Task brief: Reproduce every line of the items below without any change, leaving out the picture.
start Provided entries
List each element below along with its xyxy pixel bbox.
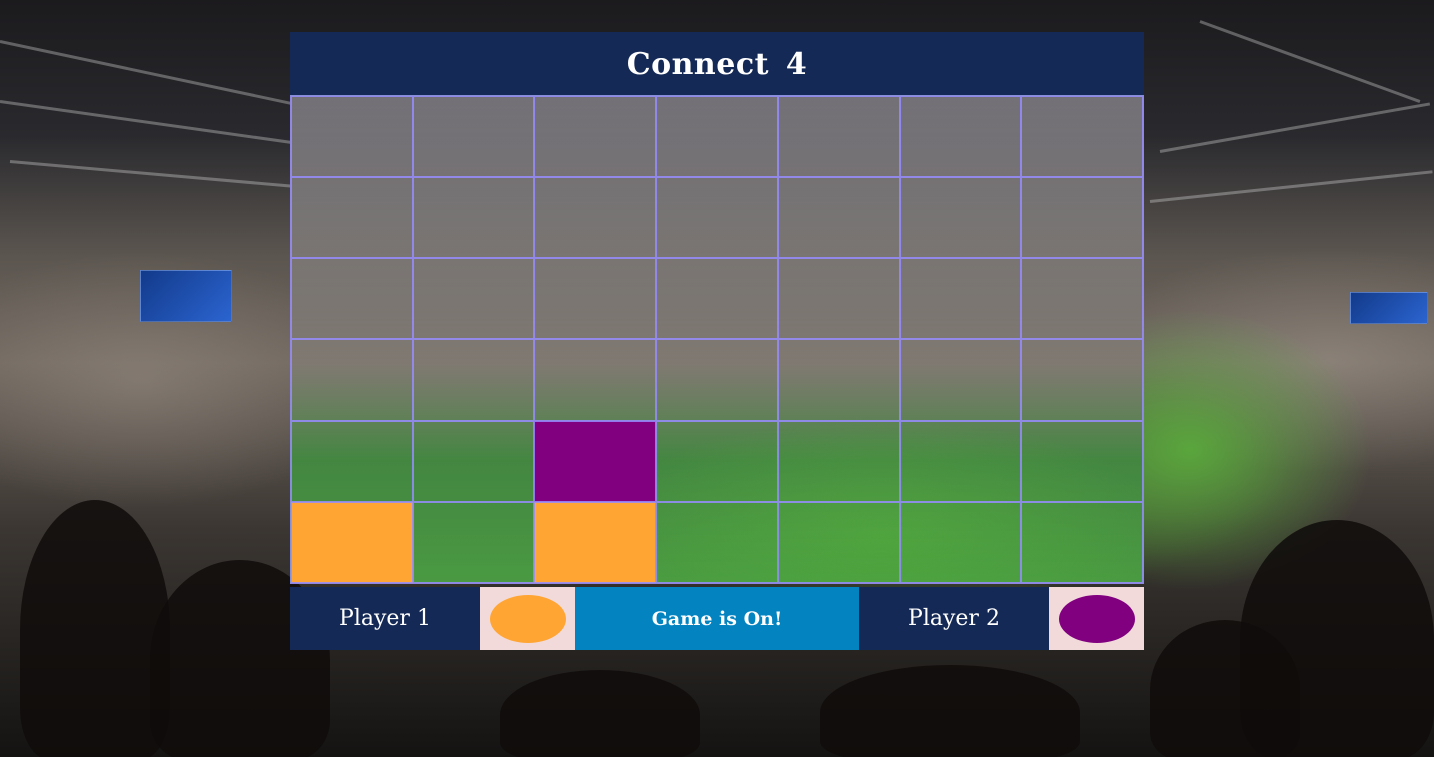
player-1-disc-icon xyxy=(489,594,566,643)
board-cell-r4-c3[interactable] xyxy=(534,339,657,421)
board-cell-r1-c5[interactable] xyxy=(777,96,900,178)
board-cell-r4-c4[interactable] xyxy=(656,339,778,421)
board-cell-r5-c5[interactable] xyxy=(777,420,900,502)
player-2-disc-icon xyxy=(1058,594,1135,643)
board-cell-r2-c7[interactable] xyxy=(1021,177,1143,259)
spectator-silhouette xyxy=(20,500,170,757)
board-cell-r6-c4[interactable] xyxy=(656,501,778,583)
board-cell-r1-c6[interactable] xyxy=(899,96,1022,178)
board-cell-r1-c4[interactable] xyxy=(656,96,778,178)
board-cell-r6-c3[interactable] xyxy=(534,501,657,583)
board-cell-r5-c4[interactable] xyxy=(656,420,778,502)
roof-beam xyxy=(0,100,298,145)
board-cell-r1-c3[interactable] xyxy=(534,96,657,178)
board-cell-r1-c7[interactable] xyxy=(1021,96,1143,178)
board-cell-r3-c5[interactable] xyxy=(777,258,900,340)
game-status: Game is On! xyxy=(575,587,859,650)
board-cell-r6-c2[interactable] xyxy=(412,501,535,583)
board-cell-r3-c2[interactable] xyxy=(412,258,535,340)
status-bar: Player 1 Game is On! Player 2 xyxy=(290,587,1144,650)
spectator-silhouette xyxy=(500,670,700,757)
board-cell-r3-c3[interactable] xyxy=(534,258,657,340)
roof-beam xyxy=(1199,20,1421,103)
board-cell-r4-c1[interactable] xyxy=(291,339,413,421)
board-cell-r2-c1[interactable] xyxy=(291,177,413,259)
game-title: Connect 4 xyxy=(290,32,1144,95)
board-cell-r4-c5[interactable] xyxy=(777,339,900,421)
roof-beam xyxy=(1159,102,1431,153)
game-panel: Connect 4 Player 1 Game is On! Player 2 xyxy=(290,32,1144,650)
board-cell-r6-c5[interactable] xyxy=(777,501,900,583)
player-2-label: Player 2 xyxy=(859,587,1049,650)
board-cell-r6-c7[interactable] xyxy=(1021,501,1143,583)
board-cell-r6-c6[interactable] xyxy=(899,501,1022,583)
board-cell-r6-c1[interactable] xyxy=(291,501,413,583)
game-board[interactable] xyxy=(290,95,1144,584)
board-cell-r5-c7[interactable] xyxy=(1021,420,1143,502)
board-cell-r5-c2[interactable] xyxy=(412,420,535,502)
roof-beam xyxy=(9,160,300,189)
player-1-swatch-box xyxy=(480,587,575,650)
board-cell-r4-c2[interactable] xyxy=(412,339,535,421)
board-cell-r3-c6[interactable] xyxy=(899,258,1022,340)
board-cell-r2-c6[interactable] xyxy=(899,177,1022,259)
board-cell-r3-c7[interactable] xyxy=(1021,258,1143,340)
board-cell-r1-c1[interactable] xyxy=(291,96,413,178)
board-cell-r5-c6[interactable] xyxy=(899,420,1022,502)
board-cell-r5-c3[interactable] xyxy=(534,420,657,502)
board-cell-r3-c1[interactable] xyxy=(291,258,413,340)
board-cell-r2-c4[interactable] xyxy=(656,177,778,259)
board-cell-r5-c1[interactable] xyxy=(291,420,413,502)
roof-beam xyxy=(0,40,314,110)
board-cell-r3-c4[interactable] xyxy=(656,258,778,340)
player-2-swatch-box xyxy=(1049,587,1144,650)
spectator-silhouette xyxy=(1150,620,1300,757)
roof-beam xyxy=(1149,170,1433,203)
board-cell-r4-c7[interactable] xyxy=(1021,339,1143,421)
board-cell-r2-c2[interactable] xyxy=(412,177,535,259)
stadium-scoreboard xyxy=(1350,292,1428,324)
board-cell-r4-c6[interactable] xyxy=(899,339,1022,421)
stadium-scoreboard xyxy=(140,270,232,322)
board-cell-r2-c5[interactable] xyxy=(777,177,900,259)
board-cell-r1-c2[interactable] xyxy=(412,96,535,178)
board-cell-r2-c3[interactable] xyxy=(534,177,657,259)
player-1-label: Player 1 xyxy=(290,587,480,650)
spectator-silhouette xyxy=(820,665,1080,757)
end Provided entries
The result:
List each element below along with its xyxy pixel bbox.
player-1-disc-icon xyxy=(489,594,566,643)
board-cell-r4-c3[interactable] xyxy=(534,339,657,421)
board-cell-r1-c5[interactable] xyxy=(777,96,900,178)
board-cell-r4-c4[interactable] xyxy=(656,339,778,421)
board-cell-r5-c5[interactable] xyxy=(777,420,900,502)
player-2-disc-icon xyxy=(1058,594,1135,643)
board-cell-r2-c7[interactable] xyxy=(1021,177,1143,259)
spectator-silhouette xyxy=(20,500,170,757)
board-cell-r6-c4[interactable] xyxy=(656,501,778,583)
board-cell-r1-c6[interactable] xyxy=(899,96,1022,178)
board-cell-r1-c4[interactable] xyxy=(656,96,778,178)
board-cell-r6-c3[interactable] xyxy=(534,501,657,583)
board-cell-r5-c4[interactable] xyxy=(656,420,778,502)
roof-beam xyxy=(0,100,298,145)
board-cell-r1-c3[interactable] xyxy=(534,96,657,178)
board-cell-r1-c7[interactable] xyxy=(1021,96,1143,178)
board-cell-r3-c5[interactable] xyxy=(777,258,900,340)
game-status: Game is On! xyxy=(575,587,859,650)
board-cell-r6-c2[interactable] xyxy=(412,501,535,583)
board-cell-r3-c2[interactable] xyxy=(412,258,535,340)
status-bar: Player 1 Game is On! Player 2 xyxy=(290,587,1144,650)
spectator-silhouette xyxy=(500,670,700,757)
board-cell-r3-c3[interactable] xyxy=(534,258,657,340)
roof-beam xyxy=(1199,20,1421,103)
board-cell-r4-c1[interactable] xyxy=(291,339,413,421)
board-cell-r2-c1[interactable] xyxy=(291,177,413,259)
game-title: Connect 4 xyxy=(290,32,1144,95)
board-cell-r4-c5[interactable] xyxy=(777,339,900,421)
roof-beam xyxy=(1159,102,1431,153)
game-panel: Connect 4 Player 1 Game is On! Player 2 xyxy=(290,32,1144,650)
board-cell-r6-c5[interactable] xyxy=(777,501,900,583)
player-2-label: Player 2 xyxy=(859,587,1049,650)
board-cell-r6-c7[interactable] xyxy=(1021,501,1143,583)
board-cell-r6-c6[interactable] xyxy=(899,501,1022,583)
board-cell-r6-c1[interactable] xyxy=(291,501,413,583)
game-board[interactable] xyxy=(290,95,1144,584)
board-cell-r5-c7[interactable] xyxy=(1021,420,1143,502)
board-cell-r5-c2[interactable] xyxy=(412,420,535,502)
roof-beam xyxy=(9,160,300,189)
player-1-swatch-box xyxy=(480,587,575,650)
board-cell-r4-c2[interactable] xyxy=(412,339,535,421)
board-cell-r3-c6[interactable] xyxy=(899,258,1022,340)
board-cell-r2-c6[interactable] xyxy=(899,177,1022,259)
board-cell-r3-c7[interactable] xyxy=(1021,258,1143,340)
board-cell-r1-c1[interactable] xyxy=(291,96,413,178)
board-cell-r5-c6[interactable] xyxy=(899,420,1022,502)
board-cell-r5-c3[interactable] xyxy=(534,420,657,502)
board-cell-r3-c1[interactable] xyxy=(291,258,413,340)
board-cell-r2-c4[interactable] xyxy=(656,177,778,259)
board-cell-r5-c1[interactable] xyxy=(291,420,413,502)
roof-beam xyxy=(0,40,314,110)
board-cell-r3-c4[interactable] xyxy=(656,258,778,340)
player-2-swatch-box xyxy=(1049,587,1144,650)
spectator-silhouette xyxy=(1150,620,1300,757)
roof-beam xyxy=(1149,170,1433,203)
board-cell-r4-c7[interactable] xyxy=(1021,339,1143,421)
board-cell-r2-c2[interactable] xyxy=(412,177,535,259)
stadium-scoreboard xyxy=(1350,292,1428,324)
board-cell-r4-c6[interactable] xyxy=(899,339,1022,421)
stadium-scoreboard xyxy=(140,270,232,322)
board-cell-r2-c5[interactable] xyxy=(777,177,900,259)
board-cell-r1-c2[interactable] xyxy=(412,96,535,178)
board-cell-r2-c3[interactable] xyxy=(534,177,657,259)
player-1-label: Player 1 xyxy=(290,587,480,650)
spectator-silhouette xyxy=(820,665,1080,757)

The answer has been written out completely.